* **What is asked**: The answer is a single number: how many lines hold the string "value".

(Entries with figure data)
— Begin —

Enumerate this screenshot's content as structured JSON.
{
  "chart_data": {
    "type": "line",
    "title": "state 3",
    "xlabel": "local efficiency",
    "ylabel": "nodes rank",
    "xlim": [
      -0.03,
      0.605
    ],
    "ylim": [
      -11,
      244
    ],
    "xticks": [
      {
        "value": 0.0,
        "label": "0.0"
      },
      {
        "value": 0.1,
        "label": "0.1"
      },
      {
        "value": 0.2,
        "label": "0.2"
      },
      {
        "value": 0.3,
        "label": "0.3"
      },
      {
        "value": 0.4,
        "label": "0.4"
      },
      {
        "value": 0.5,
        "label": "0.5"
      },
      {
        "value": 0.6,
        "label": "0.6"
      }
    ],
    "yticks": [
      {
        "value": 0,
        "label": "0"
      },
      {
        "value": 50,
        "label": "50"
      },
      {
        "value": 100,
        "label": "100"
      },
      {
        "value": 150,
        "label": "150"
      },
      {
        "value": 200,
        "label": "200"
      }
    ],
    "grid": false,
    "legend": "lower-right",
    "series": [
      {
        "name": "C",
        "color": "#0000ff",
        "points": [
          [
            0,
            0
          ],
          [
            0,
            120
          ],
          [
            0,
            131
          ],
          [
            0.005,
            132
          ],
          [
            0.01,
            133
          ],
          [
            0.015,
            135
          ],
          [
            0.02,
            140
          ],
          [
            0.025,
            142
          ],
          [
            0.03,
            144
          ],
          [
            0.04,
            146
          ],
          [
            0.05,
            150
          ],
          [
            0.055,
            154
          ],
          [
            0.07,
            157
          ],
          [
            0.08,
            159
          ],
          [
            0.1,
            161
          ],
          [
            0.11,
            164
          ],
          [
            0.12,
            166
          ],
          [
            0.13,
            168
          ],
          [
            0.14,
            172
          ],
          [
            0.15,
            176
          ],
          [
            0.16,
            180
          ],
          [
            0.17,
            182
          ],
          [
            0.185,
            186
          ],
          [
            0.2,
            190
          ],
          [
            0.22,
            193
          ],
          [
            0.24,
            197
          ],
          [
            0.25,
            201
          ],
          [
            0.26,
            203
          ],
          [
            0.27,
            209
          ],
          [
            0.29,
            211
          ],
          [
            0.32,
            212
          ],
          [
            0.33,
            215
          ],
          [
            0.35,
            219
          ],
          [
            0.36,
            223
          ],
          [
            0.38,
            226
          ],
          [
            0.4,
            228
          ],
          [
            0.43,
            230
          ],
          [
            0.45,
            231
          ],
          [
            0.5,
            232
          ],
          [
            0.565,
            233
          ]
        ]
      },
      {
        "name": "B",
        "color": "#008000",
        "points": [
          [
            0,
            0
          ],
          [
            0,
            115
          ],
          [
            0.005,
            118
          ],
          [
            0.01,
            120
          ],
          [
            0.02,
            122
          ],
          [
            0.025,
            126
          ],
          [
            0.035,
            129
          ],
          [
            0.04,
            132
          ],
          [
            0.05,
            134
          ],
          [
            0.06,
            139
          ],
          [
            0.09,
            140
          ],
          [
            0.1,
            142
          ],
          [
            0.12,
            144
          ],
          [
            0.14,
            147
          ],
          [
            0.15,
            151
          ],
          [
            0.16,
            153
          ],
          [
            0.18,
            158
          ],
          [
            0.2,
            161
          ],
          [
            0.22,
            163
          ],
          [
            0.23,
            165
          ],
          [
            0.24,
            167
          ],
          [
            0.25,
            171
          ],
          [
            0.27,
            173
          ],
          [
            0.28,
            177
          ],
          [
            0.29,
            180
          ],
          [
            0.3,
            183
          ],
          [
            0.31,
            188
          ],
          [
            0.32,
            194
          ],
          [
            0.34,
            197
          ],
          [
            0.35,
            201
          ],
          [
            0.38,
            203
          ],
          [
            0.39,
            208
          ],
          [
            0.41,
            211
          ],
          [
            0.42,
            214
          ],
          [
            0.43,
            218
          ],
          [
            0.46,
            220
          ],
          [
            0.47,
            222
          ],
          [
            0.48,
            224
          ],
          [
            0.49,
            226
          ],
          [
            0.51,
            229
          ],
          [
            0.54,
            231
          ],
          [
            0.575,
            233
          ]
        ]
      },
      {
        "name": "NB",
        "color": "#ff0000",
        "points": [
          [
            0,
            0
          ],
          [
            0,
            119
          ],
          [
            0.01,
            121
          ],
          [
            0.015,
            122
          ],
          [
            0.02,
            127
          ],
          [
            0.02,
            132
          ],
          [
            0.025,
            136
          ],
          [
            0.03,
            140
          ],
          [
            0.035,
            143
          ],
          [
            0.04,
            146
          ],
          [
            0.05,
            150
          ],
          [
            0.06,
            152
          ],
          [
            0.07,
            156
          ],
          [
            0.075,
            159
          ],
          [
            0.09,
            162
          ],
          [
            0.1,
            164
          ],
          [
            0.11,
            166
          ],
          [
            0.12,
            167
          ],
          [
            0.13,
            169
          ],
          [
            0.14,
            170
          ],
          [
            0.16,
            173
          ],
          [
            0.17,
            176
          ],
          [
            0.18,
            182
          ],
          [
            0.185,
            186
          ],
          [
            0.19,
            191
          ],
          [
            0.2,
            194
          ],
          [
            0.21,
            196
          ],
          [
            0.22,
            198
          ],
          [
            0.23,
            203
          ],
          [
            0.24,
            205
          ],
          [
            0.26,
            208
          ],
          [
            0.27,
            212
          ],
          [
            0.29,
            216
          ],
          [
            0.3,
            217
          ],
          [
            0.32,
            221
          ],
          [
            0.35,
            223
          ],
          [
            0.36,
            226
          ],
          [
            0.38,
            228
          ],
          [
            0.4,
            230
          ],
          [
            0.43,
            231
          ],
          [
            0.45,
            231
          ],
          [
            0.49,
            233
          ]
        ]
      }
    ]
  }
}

— End —

* **Task answer**: 12